[Data section]:

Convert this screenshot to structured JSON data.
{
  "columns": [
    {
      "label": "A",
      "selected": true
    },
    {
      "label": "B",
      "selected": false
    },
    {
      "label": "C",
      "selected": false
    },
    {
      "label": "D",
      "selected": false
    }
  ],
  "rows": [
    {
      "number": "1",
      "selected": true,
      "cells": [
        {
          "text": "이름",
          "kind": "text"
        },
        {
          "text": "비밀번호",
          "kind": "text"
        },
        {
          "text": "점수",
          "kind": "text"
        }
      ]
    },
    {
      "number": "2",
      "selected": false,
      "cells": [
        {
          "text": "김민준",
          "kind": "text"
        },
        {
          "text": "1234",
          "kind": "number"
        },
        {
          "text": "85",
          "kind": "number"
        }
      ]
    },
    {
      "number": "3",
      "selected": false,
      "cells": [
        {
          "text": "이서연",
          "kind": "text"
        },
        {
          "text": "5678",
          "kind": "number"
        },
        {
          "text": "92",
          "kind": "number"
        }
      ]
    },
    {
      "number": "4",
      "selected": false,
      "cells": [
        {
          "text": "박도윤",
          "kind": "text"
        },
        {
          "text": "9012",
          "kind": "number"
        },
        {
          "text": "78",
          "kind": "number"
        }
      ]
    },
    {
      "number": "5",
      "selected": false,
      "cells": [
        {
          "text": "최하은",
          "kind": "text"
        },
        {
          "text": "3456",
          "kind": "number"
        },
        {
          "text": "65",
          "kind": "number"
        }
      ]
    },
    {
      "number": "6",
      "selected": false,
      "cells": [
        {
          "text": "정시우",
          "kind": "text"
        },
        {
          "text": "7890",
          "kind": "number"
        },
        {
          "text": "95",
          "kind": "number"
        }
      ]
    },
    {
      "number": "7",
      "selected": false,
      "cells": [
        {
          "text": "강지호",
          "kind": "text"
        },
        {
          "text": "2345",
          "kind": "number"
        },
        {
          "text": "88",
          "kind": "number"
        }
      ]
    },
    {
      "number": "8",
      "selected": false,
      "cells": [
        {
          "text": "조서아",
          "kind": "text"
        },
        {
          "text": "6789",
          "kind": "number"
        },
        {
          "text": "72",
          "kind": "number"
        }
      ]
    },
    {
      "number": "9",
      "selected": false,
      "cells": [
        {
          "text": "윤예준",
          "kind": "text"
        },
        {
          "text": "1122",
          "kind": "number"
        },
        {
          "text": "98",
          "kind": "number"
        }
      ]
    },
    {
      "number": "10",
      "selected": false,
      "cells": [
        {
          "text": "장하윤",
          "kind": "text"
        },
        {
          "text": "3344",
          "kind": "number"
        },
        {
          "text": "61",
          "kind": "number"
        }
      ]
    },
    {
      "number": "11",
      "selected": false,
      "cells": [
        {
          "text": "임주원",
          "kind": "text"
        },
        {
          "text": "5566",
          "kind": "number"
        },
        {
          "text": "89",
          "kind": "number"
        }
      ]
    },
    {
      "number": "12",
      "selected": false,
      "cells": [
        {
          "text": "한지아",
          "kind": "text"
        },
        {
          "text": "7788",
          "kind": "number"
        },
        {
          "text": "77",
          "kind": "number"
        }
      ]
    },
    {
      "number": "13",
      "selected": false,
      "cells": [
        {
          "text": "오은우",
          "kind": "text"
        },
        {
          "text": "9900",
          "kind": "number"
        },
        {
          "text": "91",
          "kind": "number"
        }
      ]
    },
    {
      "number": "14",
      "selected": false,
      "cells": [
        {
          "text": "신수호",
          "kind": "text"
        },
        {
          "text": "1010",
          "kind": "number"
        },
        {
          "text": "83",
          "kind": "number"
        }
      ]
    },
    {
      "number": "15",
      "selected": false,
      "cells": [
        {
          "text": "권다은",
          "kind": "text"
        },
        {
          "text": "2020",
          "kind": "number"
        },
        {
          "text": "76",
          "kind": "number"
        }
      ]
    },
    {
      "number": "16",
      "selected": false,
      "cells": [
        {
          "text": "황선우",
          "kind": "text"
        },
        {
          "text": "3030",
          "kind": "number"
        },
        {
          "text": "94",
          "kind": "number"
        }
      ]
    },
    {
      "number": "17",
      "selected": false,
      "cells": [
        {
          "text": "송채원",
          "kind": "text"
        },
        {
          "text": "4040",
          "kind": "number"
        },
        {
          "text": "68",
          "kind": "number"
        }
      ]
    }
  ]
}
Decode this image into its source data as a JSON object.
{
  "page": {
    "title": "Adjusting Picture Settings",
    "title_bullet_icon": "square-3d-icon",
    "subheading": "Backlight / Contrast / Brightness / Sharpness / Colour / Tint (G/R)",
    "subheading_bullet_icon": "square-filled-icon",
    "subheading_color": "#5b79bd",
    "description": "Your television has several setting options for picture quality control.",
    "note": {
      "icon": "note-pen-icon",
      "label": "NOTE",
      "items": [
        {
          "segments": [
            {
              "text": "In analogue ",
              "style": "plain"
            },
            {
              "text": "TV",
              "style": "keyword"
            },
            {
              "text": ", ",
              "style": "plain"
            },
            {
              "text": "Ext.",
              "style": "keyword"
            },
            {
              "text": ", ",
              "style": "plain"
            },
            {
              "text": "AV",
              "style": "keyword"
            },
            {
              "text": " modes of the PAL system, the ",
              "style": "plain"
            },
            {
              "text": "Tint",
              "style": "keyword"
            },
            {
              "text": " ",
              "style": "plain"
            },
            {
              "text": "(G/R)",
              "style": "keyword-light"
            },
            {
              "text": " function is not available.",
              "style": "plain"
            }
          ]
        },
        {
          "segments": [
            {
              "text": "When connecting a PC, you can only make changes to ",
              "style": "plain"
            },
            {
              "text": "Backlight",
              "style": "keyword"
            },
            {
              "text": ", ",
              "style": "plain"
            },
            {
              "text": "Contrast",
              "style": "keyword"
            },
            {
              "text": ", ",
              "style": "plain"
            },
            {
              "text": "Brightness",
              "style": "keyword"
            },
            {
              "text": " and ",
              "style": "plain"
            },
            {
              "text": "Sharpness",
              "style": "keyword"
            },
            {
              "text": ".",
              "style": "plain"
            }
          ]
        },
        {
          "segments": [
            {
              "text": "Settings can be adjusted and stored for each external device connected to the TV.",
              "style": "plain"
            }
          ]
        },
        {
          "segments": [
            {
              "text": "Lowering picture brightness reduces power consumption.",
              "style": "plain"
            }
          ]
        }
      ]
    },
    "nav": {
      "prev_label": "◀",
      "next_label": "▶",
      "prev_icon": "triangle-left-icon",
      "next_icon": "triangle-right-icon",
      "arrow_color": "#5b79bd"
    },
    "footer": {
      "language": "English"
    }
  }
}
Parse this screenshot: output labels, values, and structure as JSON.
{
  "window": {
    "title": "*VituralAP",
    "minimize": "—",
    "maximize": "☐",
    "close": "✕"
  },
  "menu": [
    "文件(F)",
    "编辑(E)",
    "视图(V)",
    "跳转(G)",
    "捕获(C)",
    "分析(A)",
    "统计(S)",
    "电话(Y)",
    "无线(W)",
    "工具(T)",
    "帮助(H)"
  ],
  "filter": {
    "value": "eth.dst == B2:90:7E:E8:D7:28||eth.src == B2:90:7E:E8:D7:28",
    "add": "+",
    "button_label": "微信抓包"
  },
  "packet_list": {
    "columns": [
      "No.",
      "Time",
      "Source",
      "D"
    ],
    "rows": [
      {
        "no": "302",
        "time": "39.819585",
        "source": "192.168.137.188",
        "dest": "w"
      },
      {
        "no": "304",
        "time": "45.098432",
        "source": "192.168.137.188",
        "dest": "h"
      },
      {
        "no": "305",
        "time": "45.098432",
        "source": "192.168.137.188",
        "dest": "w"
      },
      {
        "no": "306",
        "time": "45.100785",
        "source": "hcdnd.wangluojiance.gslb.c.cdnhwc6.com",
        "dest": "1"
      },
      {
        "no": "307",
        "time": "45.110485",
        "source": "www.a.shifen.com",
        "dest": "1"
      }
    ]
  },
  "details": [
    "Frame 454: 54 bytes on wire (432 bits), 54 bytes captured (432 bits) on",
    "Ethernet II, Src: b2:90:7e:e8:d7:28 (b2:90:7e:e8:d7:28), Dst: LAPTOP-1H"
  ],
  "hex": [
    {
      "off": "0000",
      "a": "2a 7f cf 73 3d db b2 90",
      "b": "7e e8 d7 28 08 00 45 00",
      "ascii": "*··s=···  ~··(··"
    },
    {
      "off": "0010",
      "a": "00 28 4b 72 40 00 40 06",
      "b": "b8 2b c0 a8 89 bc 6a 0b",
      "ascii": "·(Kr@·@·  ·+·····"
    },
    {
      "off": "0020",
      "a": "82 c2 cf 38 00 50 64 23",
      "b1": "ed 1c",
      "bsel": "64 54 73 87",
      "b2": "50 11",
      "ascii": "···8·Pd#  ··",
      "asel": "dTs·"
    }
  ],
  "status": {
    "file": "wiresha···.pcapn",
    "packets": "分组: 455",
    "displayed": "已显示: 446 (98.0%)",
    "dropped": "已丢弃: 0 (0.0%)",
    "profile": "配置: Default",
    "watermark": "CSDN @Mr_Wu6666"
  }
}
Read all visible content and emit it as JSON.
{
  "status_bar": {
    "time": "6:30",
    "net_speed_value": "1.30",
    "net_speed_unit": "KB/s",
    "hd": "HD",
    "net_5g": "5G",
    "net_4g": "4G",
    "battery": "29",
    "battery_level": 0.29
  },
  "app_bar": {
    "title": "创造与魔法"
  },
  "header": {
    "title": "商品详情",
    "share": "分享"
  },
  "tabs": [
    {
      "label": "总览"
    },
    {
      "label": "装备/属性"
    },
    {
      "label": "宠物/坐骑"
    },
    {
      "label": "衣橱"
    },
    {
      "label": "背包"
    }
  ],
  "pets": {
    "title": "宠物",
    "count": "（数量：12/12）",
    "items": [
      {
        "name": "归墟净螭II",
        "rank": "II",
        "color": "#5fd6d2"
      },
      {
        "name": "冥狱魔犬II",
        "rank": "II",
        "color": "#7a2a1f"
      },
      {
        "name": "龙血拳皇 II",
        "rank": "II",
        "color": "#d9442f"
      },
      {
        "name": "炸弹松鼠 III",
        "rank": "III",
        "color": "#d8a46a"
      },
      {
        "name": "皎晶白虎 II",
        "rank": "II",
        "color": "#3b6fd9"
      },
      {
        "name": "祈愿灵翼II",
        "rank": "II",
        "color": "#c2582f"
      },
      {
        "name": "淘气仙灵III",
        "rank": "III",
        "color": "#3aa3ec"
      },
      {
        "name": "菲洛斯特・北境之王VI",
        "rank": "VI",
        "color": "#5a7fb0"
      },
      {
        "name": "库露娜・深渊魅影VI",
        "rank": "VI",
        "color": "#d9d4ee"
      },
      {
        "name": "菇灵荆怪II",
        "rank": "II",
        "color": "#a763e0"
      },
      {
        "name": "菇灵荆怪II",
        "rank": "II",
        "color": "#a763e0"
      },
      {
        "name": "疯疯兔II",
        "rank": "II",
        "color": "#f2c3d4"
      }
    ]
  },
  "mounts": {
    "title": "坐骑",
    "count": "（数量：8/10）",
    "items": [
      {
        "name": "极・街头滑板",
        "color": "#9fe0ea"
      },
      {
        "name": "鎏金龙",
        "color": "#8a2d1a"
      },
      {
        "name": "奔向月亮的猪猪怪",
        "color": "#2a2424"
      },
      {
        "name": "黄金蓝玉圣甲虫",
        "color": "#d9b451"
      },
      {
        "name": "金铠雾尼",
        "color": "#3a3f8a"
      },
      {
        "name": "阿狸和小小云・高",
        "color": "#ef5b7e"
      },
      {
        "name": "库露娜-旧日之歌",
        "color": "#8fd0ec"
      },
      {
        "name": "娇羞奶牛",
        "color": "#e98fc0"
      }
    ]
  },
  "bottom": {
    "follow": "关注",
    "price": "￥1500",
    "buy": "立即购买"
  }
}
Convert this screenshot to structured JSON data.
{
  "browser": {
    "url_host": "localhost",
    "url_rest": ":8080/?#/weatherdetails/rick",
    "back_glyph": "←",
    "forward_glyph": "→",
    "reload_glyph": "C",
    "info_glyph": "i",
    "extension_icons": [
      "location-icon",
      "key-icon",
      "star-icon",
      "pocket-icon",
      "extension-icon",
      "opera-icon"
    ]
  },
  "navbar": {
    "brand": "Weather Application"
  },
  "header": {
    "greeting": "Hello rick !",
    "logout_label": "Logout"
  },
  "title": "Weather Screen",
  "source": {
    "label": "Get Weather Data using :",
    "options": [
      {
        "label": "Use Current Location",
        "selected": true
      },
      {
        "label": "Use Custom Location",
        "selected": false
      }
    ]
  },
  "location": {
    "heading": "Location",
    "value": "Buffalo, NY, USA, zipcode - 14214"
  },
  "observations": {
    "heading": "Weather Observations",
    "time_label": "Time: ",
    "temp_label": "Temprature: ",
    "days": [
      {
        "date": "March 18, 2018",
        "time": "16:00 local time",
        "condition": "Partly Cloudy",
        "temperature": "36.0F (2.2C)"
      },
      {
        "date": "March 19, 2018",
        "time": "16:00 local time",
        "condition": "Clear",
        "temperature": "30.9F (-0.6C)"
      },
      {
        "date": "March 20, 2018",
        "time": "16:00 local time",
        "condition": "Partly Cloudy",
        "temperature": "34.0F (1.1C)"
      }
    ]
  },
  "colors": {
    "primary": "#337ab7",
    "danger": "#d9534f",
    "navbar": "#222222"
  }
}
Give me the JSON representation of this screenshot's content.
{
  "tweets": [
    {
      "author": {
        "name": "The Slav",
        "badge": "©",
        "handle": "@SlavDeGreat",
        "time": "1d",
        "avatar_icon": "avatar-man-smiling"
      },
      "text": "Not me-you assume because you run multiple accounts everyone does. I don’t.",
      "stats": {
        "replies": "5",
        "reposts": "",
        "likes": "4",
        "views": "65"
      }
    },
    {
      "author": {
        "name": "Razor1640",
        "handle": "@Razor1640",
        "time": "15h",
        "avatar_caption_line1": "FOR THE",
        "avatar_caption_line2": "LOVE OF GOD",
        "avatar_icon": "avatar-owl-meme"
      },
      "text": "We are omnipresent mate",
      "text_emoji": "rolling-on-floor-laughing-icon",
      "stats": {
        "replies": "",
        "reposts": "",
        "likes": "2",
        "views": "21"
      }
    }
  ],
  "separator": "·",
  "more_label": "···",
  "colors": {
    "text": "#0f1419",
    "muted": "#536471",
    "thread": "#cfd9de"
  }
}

[Work instructions]: How many lines of these entries hold the string "screenshot"? Answer with the number alone.

[Exercise response]: 4